▸ PROBLEM:
Exclude the pictures and return every line exactly as written.

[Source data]
--- start ---
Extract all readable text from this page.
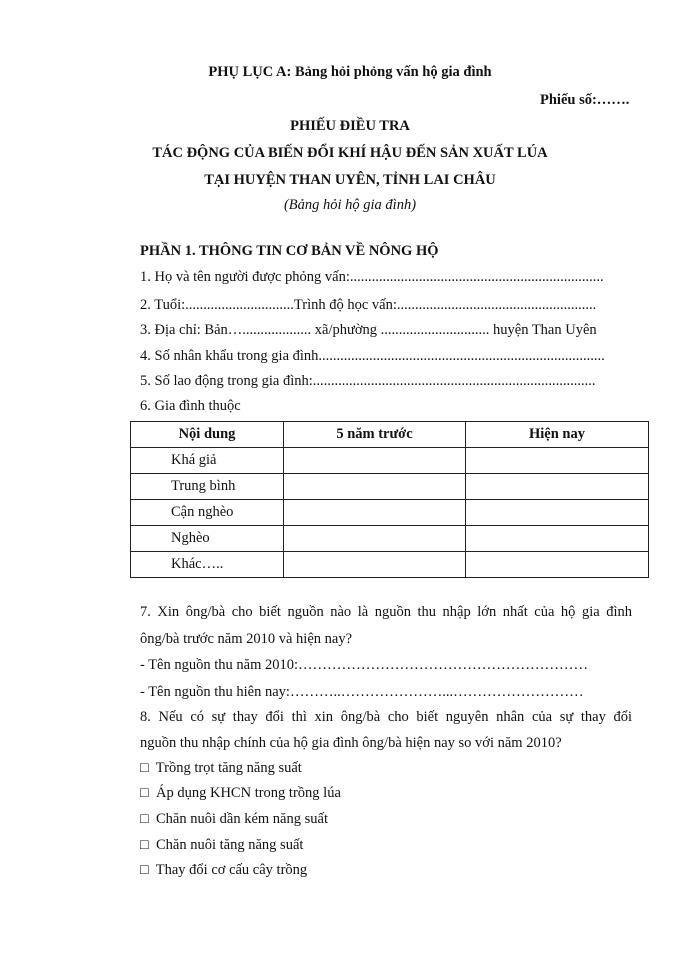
PHỤ LỤC A: Bảng hỏi phỏng vấn hộ gia đình
Phiếu số:…….
PHIẾU ĐIỀU TRA
TÁC ĐỘNG CỦA BIẾN ĐỔI KHÍ HẬU ĐẾN SẢN XUẤT LÚA
TẠI HUYỆN THAN UYÊN, TỈNH LAI CHÂU
(Bảng hỏi hộ gia đình)
PHẦN 1. THÔNG TIN CƠ BẢN VỀ NÔNG HỘ
1. Họ và tên người được phỏng vấn:......................................................................
2. Tuổi:..............................Trình độ học vấn:.......................................................
3. Địa chỉ: Bản…................... xã/phường .............................. huyện Than Uyên
4. Số nhân khẩu trong gia đình...............................................................................
5. Số lao động trong gia đình:..............................................................................
6. Gia đình thuộc
Nội dung	5 năm trước	Hiện nay
Khá giả		
Trung bình		
Cận nghèo		
Nghèo		
Khác…..		
7. Xin ông/bà cho biết nguồn nào là nguồn thu nhập lớn nhất của hộ gia đình
ông/bà trước năm 2010 và hiện nay?
- Tên nguồn thu năm 2010:……………………………………………………
- Tên nguồn thu hiên nay:………..…………………...………………………
8. Nếu có sự thay đổi thì xin ông/bà cho biết nguyên nhân của sự thay đổi
nguồn thu nhập chính của hộ gia đình ông/bà hiện nay so với năm 2010?
□ Trồng trọt tăng năng suất
□ Áp dụng KHCN trong trồng lúa
□ Chăn nuôi dần kém năng suất
□ Chăn nuôi tăng năng suất
□ Thay đổi cơ cấu cây trồng
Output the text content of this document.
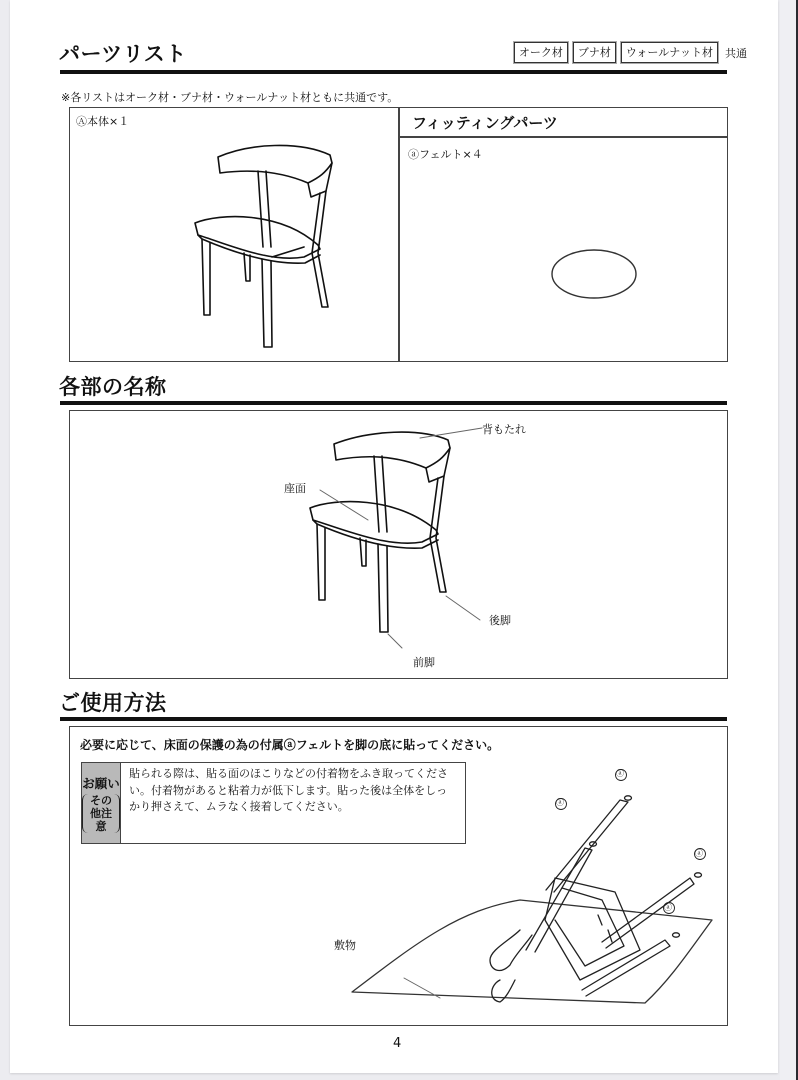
パーツリスト	オーク材	ブナ材	ウォールナット材	共通
※各リストはオーク材・ブナ材・ウォールナット材ともに共通です。
Ⓐ本体×１	フィッティングパーツ
ⓐフェルト×４
各部の名称
背もたれ
座面
後脚
前脚
ご使用方法
必要に応じて、床面の保護の為の付属ⓐフェルトを脚の底に貼ってください。
お願い
その他注意
貼られる際は、貼る面のほこりなどの付着物をふき取ってください。付着物があると粘着力が低下します。貼った後は全体をしっかり押さえて、ムラなく接着してください。	ⓐ
ⓐ
ⓐ
ⓐ
敷物
4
--- end ---
▸ FINAL RESULT:
Extract all readable text from this page.
PHỤ LỤC A: Bảng hỏi phỏng vấn hộ gia đình
Phiếu số:…….
PHIẾU ĐIỀU TRA
TÁC ĐỘNG CỦA BIẾN ĐỔI KHÍ HẬU ĐẾN SẢN XUẤT LÚA
TẠI HUYỆN THAN UYÊN, TỈNH LAI CHÂU
(Bảng hỏi hộ gia đình)
PHẦN 1. THÔNG TIN CƠ BẢN VỀ NÔNG HỘ
1. Họ và tên người được phỏng vấn:......................................................................
2. Tuổi:..............................Trình độ học vấn:.......................................................
3. Địa chỉ: Bản…................... xã/phường .............................. huyện Than Uyên
4. Số nhân khẩu trong gia đình...............................................................................
5. Số lao động trong gia đình:..............................................................................
6. Gia đình thuộc
Nội dung	5 năm trước	Hiện nay
Khá giả		
Trung bình		
Cận nghèo		
Nghèo		
Khác…..		
7. Xin ông/bà cho biết nguồn nào là nguồn thu nhập lớn nhất của hộ gia đình
ông/bà trước năm 2010 và hiện nay?
- Tên nguồn thu năm 2010:……………………………………………………
- Tên nguồn thu hiên nay:………..…………………...………………………
8. Nếu có sự thay đổi thì xin ông/bà cho biết nguyên nhân của sự thay đổi
nguồn thu nhập chính của hộ gia đình ông/bà hiện nay so với năm 2010?
□ Trồng trọt tăng năng suất
□ Áp dụng KHCN trong trồng lúa
□ Chăn nuôi dần kém năng suất
□ Chăn nuôi tăng năng suất
□ Thay đổi cơ cấu cây trồng
Output the text content of this document.
パーツリスト	オーク材	ブナ材	ウォールナット材	共通
※各リストはオーク材・ブナ材・ウォールナット材ともに共通です。
Ⓐ本体×１	フィッティングパーツ
ⓐフェルト×４
各部の名称
背もたれ
座面
後脚
前脚
ご使用方法
必要に応じて、床面の保護の為の付属ⓐフェルトを脚の底に貼ってください。
お願い
その他注意
貼られる際は、貼る面のほこりなどの付着物をふき取ってください。付着物があると粘着力が低下します。貼った後は全体をしっかり押さえて、ムラなく接着してください。	ⓐ
ⓐ
ⓐ
ⓐ
敷物
4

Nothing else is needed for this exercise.